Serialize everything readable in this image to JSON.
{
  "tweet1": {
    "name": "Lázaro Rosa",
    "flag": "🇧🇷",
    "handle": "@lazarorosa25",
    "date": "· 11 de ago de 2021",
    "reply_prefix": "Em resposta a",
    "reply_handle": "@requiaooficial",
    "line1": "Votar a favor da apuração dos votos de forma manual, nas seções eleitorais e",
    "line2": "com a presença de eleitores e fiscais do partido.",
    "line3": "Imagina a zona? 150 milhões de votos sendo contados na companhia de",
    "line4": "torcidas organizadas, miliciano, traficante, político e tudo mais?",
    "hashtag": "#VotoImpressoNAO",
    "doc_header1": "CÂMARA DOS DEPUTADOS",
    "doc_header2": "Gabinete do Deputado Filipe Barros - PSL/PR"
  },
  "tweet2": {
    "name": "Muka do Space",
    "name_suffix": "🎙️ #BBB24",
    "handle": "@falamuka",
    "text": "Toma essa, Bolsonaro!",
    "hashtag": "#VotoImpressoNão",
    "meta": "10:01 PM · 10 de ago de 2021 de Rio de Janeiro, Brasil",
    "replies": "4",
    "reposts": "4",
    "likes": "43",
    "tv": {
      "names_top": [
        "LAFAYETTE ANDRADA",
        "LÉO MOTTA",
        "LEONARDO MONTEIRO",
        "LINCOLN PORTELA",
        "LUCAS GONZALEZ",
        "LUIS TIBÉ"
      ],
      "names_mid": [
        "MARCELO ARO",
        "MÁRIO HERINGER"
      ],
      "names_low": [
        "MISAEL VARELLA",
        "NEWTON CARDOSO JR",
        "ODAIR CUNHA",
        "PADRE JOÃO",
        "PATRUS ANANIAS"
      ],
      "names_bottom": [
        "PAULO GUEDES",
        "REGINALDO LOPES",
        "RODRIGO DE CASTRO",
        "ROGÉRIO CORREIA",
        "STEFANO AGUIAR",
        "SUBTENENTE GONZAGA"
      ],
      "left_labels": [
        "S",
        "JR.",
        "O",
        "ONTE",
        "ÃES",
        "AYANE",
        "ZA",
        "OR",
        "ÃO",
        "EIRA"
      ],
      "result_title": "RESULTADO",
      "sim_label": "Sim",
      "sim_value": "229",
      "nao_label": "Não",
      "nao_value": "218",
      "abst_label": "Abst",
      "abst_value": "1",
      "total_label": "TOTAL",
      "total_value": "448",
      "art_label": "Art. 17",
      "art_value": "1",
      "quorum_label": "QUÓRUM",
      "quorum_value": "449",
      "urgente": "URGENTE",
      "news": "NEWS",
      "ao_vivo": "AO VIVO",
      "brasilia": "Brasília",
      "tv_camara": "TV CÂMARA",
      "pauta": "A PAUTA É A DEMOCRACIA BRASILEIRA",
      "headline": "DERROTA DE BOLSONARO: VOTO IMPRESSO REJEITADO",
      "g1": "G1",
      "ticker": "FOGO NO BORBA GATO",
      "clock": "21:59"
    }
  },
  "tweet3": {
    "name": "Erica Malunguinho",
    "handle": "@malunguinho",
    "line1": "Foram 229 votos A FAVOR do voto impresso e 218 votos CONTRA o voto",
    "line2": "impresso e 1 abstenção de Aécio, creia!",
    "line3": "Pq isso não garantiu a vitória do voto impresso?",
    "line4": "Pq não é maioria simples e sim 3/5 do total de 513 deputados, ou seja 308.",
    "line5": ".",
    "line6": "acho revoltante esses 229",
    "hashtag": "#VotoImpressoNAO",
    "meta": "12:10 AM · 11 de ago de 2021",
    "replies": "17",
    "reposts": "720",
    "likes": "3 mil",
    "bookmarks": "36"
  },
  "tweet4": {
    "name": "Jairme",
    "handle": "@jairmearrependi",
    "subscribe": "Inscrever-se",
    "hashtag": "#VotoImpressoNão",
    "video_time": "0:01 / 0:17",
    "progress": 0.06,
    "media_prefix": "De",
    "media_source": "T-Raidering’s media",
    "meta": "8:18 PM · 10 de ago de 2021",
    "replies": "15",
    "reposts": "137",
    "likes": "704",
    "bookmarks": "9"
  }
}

» SHORT EXERCISE
Among the entries above, identify all lines with "CÂMARA" and copy them.

» REPLY
    "doc_header1": "CÂMARA DOS DEPUTADOS",
      "tv_camara": "TV CÂMARA",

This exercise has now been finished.